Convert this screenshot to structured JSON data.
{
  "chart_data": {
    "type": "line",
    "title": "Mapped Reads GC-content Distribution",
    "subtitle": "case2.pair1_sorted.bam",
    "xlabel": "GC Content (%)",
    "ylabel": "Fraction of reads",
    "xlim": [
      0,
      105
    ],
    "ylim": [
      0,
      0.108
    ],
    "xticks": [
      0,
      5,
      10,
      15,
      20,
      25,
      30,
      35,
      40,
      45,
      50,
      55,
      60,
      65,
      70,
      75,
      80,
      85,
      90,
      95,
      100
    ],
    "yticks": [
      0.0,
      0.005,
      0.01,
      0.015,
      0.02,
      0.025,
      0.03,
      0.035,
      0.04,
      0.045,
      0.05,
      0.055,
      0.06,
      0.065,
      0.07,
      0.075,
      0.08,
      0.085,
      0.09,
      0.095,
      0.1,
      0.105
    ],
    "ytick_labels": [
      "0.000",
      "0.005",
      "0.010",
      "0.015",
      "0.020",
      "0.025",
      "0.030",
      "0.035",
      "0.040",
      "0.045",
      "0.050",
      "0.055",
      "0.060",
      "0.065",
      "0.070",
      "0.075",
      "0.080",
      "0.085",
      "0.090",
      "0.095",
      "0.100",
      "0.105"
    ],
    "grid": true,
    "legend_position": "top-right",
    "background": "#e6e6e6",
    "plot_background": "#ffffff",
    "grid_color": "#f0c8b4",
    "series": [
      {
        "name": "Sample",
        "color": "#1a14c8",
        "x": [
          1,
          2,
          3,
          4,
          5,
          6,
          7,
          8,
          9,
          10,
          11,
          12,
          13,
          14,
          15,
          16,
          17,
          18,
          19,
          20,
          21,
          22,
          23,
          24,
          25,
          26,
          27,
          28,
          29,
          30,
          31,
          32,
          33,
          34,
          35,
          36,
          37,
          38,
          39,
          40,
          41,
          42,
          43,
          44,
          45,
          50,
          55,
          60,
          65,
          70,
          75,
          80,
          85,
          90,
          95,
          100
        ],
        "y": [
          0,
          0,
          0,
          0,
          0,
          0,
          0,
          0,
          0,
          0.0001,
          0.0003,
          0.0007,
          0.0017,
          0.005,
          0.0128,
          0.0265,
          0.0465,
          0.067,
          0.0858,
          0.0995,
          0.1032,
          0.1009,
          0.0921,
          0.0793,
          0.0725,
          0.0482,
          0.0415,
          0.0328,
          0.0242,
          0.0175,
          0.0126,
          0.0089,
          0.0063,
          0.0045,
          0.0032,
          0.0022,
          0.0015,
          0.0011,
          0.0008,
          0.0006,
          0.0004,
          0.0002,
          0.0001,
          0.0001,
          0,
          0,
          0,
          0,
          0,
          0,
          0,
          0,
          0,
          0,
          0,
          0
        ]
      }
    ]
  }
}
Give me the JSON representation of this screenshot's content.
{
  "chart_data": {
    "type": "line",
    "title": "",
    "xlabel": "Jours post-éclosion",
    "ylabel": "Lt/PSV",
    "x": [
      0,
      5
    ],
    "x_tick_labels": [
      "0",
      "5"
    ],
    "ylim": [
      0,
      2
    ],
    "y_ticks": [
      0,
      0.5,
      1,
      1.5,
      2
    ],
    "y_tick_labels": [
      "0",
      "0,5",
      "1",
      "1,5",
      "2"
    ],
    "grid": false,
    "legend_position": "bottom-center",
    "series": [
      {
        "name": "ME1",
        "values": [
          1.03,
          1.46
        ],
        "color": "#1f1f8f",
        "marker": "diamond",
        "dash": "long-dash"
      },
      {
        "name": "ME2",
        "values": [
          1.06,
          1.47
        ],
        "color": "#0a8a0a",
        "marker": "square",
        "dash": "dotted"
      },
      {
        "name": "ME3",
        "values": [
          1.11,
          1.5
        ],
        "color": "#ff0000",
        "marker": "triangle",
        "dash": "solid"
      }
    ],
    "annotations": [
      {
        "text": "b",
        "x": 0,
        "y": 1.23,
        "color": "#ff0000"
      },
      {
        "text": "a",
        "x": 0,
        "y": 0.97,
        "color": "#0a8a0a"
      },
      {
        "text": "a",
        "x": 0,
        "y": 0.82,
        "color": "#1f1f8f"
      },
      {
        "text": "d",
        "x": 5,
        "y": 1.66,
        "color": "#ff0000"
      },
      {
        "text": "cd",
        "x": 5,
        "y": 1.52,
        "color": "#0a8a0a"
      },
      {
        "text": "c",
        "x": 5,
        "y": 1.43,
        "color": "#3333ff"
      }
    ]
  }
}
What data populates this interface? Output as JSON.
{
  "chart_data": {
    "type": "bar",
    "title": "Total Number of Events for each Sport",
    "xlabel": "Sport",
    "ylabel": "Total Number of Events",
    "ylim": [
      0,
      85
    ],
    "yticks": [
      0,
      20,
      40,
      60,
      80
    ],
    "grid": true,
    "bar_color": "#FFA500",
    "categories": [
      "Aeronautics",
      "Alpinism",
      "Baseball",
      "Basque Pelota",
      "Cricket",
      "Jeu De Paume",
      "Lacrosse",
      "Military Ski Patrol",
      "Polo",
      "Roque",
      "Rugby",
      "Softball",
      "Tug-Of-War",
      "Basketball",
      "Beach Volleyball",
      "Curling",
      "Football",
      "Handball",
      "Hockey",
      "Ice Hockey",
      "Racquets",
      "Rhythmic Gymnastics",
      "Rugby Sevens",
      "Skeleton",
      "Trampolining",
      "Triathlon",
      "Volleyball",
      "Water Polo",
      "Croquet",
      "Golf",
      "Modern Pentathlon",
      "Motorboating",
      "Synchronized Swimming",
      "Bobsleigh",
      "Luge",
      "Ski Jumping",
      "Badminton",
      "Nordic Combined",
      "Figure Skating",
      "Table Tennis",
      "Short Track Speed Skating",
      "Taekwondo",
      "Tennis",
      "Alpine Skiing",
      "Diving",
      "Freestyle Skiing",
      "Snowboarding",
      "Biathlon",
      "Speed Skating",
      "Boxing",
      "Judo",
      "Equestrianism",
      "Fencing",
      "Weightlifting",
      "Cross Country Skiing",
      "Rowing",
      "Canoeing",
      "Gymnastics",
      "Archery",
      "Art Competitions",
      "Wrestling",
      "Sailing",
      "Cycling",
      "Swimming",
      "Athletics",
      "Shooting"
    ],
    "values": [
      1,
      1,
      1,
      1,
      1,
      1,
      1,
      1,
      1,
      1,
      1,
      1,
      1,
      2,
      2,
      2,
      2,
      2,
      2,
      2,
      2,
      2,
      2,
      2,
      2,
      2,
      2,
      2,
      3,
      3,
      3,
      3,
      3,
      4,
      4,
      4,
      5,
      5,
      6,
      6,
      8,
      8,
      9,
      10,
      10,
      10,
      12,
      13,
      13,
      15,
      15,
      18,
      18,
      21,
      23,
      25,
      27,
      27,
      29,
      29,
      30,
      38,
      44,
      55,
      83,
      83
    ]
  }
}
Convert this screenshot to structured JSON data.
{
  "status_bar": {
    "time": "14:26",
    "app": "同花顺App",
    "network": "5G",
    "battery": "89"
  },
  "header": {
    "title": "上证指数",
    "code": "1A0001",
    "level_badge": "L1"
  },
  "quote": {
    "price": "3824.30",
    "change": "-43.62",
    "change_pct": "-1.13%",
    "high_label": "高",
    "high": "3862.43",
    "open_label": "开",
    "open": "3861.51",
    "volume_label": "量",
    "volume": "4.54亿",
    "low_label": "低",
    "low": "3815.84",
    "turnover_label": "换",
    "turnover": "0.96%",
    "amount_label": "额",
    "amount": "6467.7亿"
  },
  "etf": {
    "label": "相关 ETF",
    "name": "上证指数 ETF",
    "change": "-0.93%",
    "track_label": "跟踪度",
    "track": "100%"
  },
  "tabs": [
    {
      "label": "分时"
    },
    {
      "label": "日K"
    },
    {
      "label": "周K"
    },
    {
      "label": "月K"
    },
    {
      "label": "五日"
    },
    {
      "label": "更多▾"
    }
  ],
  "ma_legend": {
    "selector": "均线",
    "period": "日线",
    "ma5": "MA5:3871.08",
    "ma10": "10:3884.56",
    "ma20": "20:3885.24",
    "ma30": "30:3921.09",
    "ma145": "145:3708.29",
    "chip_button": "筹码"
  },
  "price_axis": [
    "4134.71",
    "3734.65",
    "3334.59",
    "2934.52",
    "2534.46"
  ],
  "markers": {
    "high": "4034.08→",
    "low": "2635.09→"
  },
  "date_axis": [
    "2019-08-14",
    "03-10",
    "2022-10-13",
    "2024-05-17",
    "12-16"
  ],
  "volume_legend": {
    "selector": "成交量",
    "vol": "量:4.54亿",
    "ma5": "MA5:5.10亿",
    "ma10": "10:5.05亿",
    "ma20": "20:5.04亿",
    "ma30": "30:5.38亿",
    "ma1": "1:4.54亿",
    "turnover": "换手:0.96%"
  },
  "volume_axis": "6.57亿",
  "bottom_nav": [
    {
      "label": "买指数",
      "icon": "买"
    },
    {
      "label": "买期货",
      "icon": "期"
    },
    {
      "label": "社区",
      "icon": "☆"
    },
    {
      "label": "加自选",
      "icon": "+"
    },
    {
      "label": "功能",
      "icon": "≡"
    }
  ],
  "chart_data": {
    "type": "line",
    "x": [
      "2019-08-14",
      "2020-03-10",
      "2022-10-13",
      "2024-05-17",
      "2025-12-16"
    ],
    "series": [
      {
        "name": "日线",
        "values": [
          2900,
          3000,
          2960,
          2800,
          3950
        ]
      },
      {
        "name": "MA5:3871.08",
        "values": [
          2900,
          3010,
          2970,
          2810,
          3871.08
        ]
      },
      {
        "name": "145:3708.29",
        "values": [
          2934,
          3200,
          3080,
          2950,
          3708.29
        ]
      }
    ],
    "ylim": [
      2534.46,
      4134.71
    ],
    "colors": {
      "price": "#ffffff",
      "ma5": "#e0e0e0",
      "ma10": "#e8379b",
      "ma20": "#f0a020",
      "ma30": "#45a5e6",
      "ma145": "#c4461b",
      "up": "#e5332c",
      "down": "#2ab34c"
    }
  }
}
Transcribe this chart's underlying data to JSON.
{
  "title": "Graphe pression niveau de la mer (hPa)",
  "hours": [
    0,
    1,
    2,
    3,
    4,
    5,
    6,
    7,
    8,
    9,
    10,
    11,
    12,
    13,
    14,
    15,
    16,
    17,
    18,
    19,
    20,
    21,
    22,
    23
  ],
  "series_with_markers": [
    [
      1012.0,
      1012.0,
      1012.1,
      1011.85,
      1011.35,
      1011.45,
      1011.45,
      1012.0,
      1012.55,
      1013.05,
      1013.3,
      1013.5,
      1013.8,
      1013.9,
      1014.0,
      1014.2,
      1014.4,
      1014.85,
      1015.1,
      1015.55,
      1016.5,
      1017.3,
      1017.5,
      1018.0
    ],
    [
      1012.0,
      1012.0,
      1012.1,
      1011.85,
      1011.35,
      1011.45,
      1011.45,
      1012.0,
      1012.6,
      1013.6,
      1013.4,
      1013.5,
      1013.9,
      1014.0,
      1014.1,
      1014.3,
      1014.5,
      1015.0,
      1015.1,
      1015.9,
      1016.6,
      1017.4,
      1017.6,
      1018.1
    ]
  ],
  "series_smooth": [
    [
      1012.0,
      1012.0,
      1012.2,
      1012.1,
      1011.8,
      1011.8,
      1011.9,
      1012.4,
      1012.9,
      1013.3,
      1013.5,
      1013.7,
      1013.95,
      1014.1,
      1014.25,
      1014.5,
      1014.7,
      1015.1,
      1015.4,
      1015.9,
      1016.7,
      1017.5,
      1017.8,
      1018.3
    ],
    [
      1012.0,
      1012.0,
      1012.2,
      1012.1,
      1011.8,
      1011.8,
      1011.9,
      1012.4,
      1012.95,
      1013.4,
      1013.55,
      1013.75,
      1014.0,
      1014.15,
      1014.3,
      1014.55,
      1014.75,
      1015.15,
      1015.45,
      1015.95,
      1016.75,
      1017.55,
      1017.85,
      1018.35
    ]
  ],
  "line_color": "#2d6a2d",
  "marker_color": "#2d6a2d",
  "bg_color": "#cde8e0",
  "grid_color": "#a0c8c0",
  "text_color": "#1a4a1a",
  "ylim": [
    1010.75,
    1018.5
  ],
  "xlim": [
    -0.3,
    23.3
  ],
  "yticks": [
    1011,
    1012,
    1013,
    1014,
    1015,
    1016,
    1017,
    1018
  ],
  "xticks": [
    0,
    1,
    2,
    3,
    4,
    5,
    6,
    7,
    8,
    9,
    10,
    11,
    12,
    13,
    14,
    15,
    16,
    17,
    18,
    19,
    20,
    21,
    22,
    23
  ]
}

•••••

- [GOAL]: Copy each line of the records containing the string "Skating".

- [EXERCISE OUTPUT]:
      "Figure Skating",
      "Short Track Speed Skating",
      "Speed Skating",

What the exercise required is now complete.